#### WHAT IS ASKED
Search the material for the string "START", then return every line where it is found.

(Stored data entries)
<<<<
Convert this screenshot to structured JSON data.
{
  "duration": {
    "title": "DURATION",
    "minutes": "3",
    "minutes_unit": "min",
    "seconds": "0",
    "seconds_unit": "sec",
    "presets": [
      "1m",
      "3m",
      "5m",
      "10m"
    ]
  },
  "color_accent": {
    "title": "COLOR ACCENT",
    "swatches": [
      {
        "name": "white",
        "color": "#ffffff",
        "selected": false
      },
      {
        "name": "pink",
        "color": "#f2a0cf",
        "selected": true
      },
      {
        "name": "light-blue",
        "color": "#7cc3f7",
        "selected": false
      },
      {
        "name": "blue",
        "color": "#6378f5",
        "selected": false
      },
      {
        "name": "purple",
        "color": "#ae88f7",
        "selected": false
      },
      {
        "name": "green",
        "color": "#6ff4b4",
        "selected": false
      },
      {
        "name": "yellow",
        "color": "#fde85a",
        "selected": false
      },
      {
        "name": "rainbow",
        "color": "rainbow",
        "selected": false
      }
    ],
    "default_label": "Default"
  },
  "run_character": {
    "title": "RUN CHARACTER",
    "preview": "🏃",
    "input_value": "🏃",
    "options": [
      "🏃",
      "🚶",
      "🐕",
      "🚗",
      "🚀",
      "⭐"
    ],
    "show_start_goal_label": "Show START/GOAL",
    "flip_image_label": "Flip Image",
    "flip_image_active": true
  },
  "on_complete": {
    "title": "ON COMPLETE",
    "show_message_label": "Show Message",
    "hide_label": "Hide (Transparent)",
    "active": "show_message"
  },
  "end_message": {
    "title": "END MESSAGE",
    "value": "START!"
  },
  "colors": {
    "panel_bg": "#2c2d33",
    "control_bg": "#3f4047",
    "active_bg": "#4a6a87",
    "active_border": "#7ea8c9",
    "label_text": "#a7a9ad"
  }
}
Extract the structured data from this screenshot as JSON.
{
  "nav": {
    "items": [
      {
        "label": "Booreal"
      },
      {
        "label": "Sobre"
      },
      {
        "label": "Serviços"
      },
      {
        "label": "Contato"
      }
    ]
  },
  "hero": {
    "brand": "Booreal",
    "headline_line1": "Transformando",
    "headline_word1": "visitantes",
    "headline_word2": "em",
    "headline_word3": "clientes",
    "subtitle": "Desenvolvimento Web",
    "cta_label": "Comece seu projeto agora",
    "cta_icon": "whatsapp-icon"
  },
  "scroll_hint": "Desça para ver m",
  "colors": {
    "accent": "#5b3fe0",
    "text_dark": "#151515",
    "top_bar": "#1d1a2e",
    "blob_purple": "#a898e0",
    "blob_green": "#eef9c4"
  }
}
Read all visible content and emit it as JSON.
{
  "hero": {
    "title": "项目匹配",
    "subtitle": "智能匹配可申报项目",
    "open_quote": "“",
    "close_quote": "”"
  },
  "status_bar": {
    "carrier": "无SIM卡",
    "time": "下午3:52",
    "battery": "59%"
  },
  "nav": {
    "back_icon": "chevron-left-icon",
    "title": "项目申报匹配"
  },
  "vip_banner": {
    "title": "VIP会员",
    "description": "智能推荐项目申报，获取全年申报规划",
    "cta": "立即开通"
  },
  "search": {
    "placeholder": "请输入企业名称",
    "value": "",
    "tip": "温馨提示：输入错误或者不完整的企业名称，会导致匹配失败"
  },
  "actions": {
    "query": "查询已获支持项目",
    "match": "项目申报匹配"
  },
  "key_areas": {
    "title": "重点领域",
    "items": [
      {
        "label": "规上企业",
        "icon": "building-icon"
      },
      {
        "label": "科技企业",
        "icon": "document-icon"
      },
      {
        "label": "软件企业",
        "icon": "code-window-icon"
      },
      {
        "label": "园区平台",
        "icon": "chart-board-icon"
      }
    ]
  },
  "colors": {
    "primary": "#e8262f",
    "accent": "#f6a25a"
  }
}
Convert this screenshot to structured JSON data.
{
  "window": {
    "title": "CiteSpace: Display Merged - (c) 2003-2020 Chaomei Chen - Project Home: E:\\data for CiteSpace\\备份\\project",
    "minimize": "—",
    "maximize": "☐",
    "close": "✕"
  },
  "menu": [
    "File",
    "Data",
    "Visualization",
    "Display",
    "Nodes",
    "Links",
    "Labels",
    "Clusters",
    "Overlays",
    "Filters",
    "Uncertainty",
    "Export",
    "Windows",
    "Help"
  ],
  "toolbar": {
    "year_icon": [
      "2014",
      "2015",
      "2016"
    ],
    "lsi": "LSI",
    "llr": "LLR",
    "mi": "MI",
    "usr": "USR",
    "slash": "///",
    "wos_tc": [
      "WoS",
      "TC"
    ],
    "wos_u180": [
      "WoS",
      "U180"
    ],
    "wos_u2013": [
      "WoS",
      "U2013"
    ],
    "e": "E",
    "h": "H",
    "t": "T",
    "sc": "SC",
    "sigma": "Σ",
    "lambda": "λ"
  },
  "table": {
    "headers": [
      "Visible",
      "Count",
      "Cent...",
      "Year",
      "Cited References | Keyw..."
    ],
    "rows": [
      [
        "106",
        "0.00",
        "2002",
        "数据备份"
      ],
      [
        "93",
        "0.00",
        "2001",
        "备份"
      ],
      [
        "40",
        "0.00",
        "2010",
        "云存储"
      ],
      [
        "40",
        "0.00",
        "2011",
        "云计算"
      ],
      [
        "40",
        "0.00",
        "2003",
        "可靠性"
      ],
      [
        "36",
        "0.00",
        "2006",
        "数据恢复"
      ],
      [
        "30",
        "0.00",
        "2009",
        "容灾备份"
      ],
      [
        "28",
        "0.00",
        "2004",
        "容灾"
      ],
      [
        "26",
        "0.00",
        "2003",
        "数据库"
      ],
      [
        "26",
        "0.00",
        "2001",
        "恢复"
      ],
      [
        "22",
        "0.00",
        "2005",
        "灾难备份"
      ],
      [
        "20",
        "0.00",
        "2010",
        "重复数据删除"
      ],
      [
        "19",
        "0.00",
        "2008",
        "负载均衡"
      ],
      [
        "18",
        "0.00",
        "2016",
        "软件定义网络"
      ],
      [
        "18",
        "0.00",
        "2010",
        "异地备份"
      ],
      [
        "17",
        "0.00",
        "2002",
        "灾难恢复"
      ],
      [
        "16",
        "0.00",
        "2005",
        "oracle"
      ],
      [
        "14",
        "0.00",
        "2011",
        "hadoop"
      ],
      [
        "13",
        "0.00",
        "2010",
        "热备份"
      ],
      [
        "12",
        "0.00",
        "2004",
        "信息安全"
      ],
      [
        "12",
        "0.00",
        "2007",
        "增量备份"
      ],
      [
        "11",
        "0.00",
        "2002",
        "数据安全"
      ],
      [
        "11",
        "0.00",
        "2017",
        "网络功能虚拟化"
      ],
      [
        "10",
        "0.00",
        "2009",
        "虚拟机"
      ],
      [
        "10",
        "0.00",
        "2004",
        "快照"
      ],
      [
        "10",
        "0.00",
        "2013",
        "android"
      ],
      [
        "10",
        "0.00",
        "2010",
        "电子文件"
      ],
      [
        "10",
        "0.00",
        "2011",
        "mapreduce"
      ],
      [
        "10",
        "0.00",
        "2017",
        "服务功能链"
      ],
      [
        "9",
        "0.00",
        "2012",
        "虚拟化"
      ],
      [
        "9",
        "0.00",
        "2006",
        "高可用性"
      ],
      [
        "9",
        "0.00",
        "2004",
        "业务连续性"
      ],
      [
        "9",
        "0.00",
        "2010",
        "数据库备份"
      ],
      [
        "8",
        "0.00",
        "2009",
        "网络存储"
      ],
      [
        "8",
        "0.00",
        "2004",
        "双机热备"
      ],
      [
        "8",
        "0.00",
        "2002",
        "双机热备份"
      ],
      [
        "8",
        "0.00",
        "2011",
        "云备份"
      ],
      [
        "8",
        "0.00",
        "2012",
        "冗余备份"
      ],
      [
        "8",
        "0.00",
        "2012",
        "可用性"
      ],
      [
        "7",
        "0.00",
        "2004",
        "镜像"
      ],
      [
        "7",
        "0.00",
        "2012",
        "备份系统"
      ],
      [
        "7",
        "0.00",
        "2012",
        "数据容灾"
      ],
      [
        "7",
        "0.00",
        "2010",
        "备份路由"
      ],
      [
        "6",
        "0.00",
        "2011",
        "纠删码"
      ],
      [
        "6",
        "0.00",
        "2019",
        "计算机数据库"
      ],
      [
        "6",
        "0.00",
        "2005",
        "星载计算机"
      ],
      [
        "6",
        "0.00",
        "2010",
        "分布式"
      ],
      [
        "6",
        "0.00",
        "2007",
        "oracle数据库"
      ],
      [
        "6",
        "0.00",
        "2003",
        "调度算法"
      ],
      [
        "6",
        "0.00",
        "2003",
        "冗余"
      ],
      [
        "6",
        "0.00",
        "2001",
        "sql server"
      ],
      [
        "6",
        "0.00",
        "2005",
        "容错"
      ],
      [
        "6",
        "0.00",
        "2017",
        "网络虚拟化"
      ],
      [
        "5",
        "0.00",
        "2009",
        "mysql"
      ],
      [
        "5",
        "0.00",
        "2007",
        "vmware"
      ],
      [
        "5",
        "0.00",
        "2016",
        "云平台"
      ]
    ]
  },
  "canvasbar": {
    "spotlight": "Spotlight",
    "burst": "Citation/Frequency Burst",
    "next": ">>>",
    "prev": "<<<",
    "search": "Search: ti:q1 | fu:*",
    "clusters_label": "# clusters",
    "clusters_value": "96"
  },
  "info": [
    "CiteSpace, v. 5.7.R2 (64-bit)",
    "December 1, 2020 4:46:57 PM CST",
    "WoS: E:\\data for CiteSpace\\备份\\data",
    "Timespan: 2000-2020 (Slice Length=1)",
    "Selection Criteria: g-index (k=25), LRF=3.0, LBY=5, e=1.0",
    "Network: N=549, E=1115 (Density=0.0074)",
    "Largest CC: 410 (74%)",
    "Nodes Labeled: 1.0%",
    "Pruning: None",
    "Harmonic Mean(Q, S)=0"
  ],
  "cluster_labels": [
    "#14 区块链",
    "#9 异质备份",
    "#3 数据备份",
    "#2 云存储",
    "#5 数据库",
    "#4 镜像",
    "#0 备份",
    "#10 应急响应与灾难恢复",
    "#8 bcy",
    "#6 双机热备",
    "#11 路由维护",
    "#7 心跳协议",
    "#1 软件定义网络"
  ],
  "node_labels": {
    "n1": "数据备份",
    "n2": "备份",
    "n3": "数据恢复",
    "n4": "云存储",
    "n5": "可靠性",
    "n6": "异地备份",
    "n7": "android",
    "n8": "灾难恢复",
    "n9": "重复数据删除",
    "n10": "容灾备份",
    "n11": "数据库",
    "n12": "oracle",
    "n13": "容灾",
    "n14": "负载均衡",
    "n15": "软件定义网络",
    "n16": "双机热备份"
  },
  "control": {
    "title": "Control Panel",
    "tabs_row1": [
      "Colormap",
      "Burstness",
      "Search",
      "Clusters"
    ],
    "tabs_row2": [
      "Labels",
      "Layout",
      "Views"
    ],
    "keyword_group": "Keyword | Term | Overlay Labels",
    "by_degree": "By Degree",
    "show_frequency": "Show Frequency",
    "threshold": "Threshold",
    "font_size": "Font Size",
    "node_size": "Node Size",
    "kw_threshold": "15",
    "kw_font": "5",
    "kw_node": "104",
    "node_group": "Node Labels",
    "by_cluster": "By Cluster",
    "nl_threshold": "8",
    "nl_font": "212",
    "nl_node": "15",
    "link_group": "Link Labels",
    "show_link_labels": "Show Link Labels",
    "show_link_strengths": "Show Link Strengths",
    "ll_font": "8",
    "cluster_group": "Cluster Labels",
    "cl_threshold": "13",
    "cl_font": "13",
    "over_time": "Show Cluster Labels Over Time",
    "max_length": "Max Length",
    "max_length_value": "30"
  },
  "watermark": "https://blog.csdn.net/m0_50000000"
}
>>>>
#### EXERCISE OUTPUT
    "show_start_goal_label": "Show START/GOAL",
    "value": "START!"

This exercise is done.